DATA IN THIS EXERCISE ->
____
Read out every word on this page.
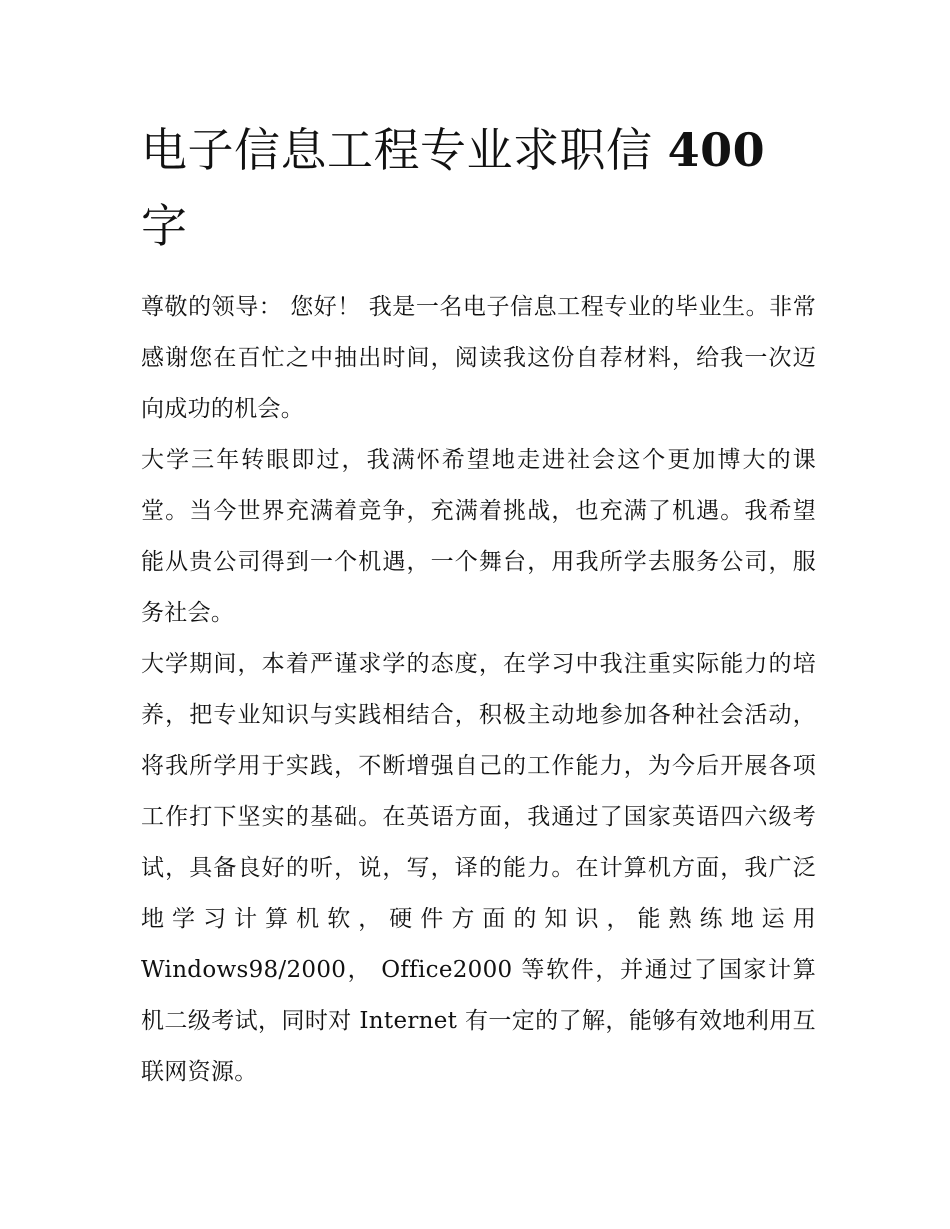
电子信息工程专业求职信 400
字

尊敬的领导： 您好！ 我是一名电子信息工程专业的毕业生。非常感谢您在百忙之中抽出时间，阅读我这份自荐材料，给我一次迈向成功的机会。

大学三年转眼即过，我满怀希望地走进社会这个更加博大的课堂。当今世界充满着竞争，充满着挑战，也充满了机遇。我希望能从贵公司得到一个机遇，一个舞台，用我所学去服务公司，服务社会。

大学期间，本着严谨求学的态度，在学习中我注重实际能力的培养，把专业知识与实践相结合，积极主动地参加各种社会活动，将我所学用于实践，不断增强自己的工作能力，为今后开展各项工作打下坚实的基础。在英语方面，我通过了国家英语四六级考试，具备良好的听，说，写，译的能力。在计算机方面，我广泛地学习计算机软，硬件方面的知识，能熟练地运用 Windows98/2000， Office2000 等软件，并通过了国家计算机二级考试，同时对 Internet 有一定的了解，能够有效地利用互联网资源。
____
DO THIS ->
With the pictures left out, transcribe the material exactly.

SOLUTION FOR THIS EXERCISE ->
Read out every word on this page.
电子信息工程专业求职信 400
字

尊敬的领导： 您好！ 我是一名电子信息工程专业的毕业生。非常感谢您在百忙之中抽出时间，阅读我这份自荐材料，给我一次迈向成功的机会。

大学三年转眼即过，我满怀希望地走进社会这个更加博大的课堂。当今世界充满着竞争，充满着挑战，也充满了机遇。我希望能从贵公司得到一个机遇，一个舞台，用我所学去服务公司，服务社会。

大学期间，本着严谨求学的态度，在学习中我注重实际能力的培养，把专业知识与实践相结合，积极主动地参加各种社会活动，将我所学用于实践，不断增强自己的工作能力，为今后开展各项工作打下坚实的基础。在英语方面，我通过了国家英语四六级考试，具备良好的听，说，写，译的能力。在计算机方面，我广泛地学习计算机软，硬件方面的知识，能熟练地运用 Windows98/2000， Office2000 等软件，并通过了国家计算机二级考试，同时对 Internet 有一定的了解，能够有效地利用互联网资源。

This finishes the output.